TASK REQUIREMENTS: Without the images, print all the entries below exactly as given.

╭─ GIVEN RECORDS

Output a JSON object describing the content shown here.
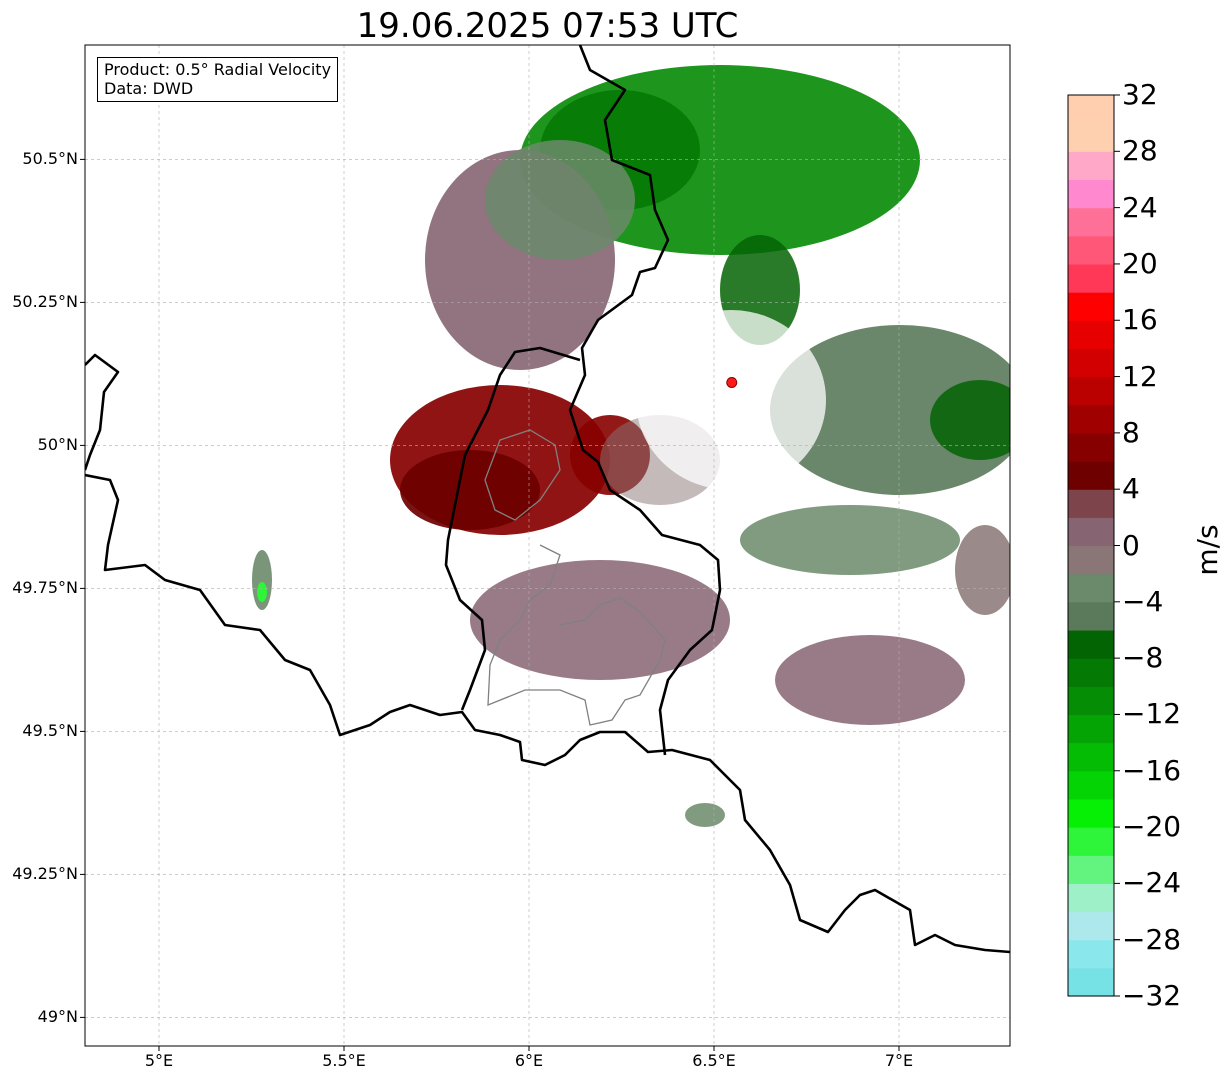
{
  "title": "19.06.2025 07:53 UTC",
  "info": {
    "product": "Product: 0.5° Radial Velocity",
    "data": "Data: DWD"
  },
  "map": {
    "lon_range": [
      4.8,
      7.3
    ],
    "lat_range": [
      48.95,
      50.7
    ],
    "lat_ticks": [
      {
        "value": 49.0,
        "label": "49°N"
      },
      {
        "value": 49.25,
        "label": "49.25°N"
      },
      {
        "value": 49.5,
        "label": "49.5°N"
      },
      {
        "value": 49.75,
        "label": "49.75°N"
      },
      {
        "value": 50.0,
        "label": "50°N"
      },
      {
        "value": 50.25,
        "label": "50.25°N"
      },
      {
        "value": 50.5,
        "label": "50.5°N"
      }
    ],
    "lon_ticks": [
      {
        "value": 5.0,
        "label": "5°E"
      },
      {
        "value": 5.5,
        "label": "5.5°E"
      },
      {
        "value": 6.0,
        "label": "6°E"
      },
      {
        "value": 6.5,
        "label": "6.5°E"
      },
      {
        "value": 7.0,
        "label": "7°E"
      }
    ],
    "radar_site": {
      "lon": 6.548,
      "lat": 50.11,
      "color": "#ff1a1a"
    },
    "grid_color": "#b0b0b0"
  },
  "colorbar": {
    "label": "m/s",
    "vmin": -32,
    "vmax": 32,
    "ticks": [
      {
        "value": 32,
        "label": "32"
      },
      {
        "value": 28,
        "label": "28"
      },
      {
        "value": 24,
        "label": "24"
      },
      {
        "value": 20,
        "label": "20"
      },
      {
        "value": 16,
        "label": "16"
      },
      {
        "value": 12,
        "label": "12"
      },
      {
        "value": 8,
        "label": "8"
      },
      {
        "value": 4,
        "label": "4"
      },
      {
        "value": 0,
        "label": "0"
      },
      {
        "value": -4,
        "label": "−4"
      },
      {
        "value": -8,
        "label": "−8"
      },
      {
        "value": -12,
        "label": "−12"
      },
      {
        "value": -16,
        "label": "−16"
      },
      {
        "value": -20,
        "label": "−20"
      },
      {
        "value": -24,
        "label": "−24"
      },
      {
        "value": -28,
        "label": "−28"
      },
      {
        "value": -32,
        "label": "−32"
      }
    ],
    "colors": [
      "#76e2e6",
      "#8ae8ec",
      "#ace8ec",
      "#9ef0c8",
      "#62f47e",
      "#2ef43a",
      "#06f006",
      "#04d404",
      "#04bc04",
      "#04a404",
      "#058e05",
      "#047a04",
      "#036403",
      "#5b7a5b",
      "#6b8a6b",
      "#8a7676",
      "#866472",
      "#7e444c",
      "#6e0000",
      "#870000",
      "#a10000",
      "#bb0000",
      "#d20000",
      "#e60000",
      "#ff0000",
      "#ff3858",
      "#ff5778",
      "#ff7098",
      "#ff88cf",
      "#ffa8c8",
      "#ffd0b0",
      "#ffcfb0"
    ]
  }
}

╰─

IN RESPONSE:
Output a JSON object describing the content shown here.
{
  "title": "19.06.2025 07:53 UTC",
  "info": {
    "product": "Product: 0.5° Radial Velocity",
    "data": "Data: DWD"
  },
  "map": {
    "lon_range": [
      4.8,
      7.3
    ],
    "lat_range": [
      48.95,
      50.7
    ],
    "lat_ticks": [
      {
        "value": 49.0,
        "label": "49°N"
      },
      {
        "value": 49.25,
        "label": "49.25°N"
      },
      {
        "value": 49.5,
        "label": "49.5°N"
      },
      {
        "value": 49.75,
        "label": "49.75°N"
      },
      {
        "value": 50.0,
        "label": "50°N"
      },
      {
        "value": 50.25,
        "label": "50.25°N"
      },
      {
        "value": 50.5,
        "label": "50.5°N"
      }
    ],
    "lon_ticks": [
      {
        "value": 5.0,
        "label": "5°E"
      },
      {
        "value": 5.5,
        "label": "5.5°E"
      },
      {
        "value": 6.0,
        "label": "6°E"
      },
      {
        "value": 6.5,
        "label": "6.5°E"
      },
      {
        "value": 7.0,
        "label": "7°E"
      }
    ],
    "radar_site": {
      "lon": 6.548,
      "lat": 50.11,
      "color": "#ff1a1a"
    },
    "grid_color": "#b0b0b0"
  },
  "colorbar": {
    "label": "m/s",
    "vmin": -32,
    "vmax": 32,
    "ticks": [
      {
        "value": 32,
        "label": "32"
      },
      {
        "value": 28,
        "label": "28"
      },
      {
        "value": 24,
        "label": "24"
      },
      {
        "value": 20,
        "label": "20"
      },
      {
        "value": 16,
        "label": "16"
      },
      {
        "value": 12,
        "label": "12"
      },
      {
        "value": 8,
        "label": "8"
      },
      {
        "value": 4,
        "label": "4"
      },
      {
        "value": 0,
        "label": "0"
      },
      {
        "value": -4,
        "label": "−4"
      },
      {
        "value": -8,
        "label": "−8"
      },
      {
        "value": -12,
        "label": "−12"
      },
      {
        "value": -16,
        "label": "−16"
      },
      {
        "value": -20,
        "label": "−20"
      },
      {
        "value": -24,
        "label": "−24"
      },
      {
        "value": -28,
        "label": "−28"
      },
      {
        "value": -32,
        "label": "−32"
      }
    ],
    "colors": [
      "#76e2e6",
      "#8ae8ec",
      "#ace8ec",
      "#9ef0c8",
      "#62f47e",
      "#2ef43a",
      "#06f006",
      "#04d404",
      "#04bc04",
      "#04a404",
      "#058e05",
      "#047a04",
      "#036403",
      "#5b7a5b",
      "#6b8a6b",
      "#8a7676",
      "#866472",
      "#7e444c",
      "#6e0000",
      "#870000",
      "#a10000",
      "#bb0000",
      "#d20000",
      "#e60000",
      "#ff0000",
      "#ff3858",
      "#ff5778",
      "#ff7098",
      "#ff88cf",
      "#ffa8c8",
      "#ffd0b0",
      "#ffcfb0"
    ]
  }
}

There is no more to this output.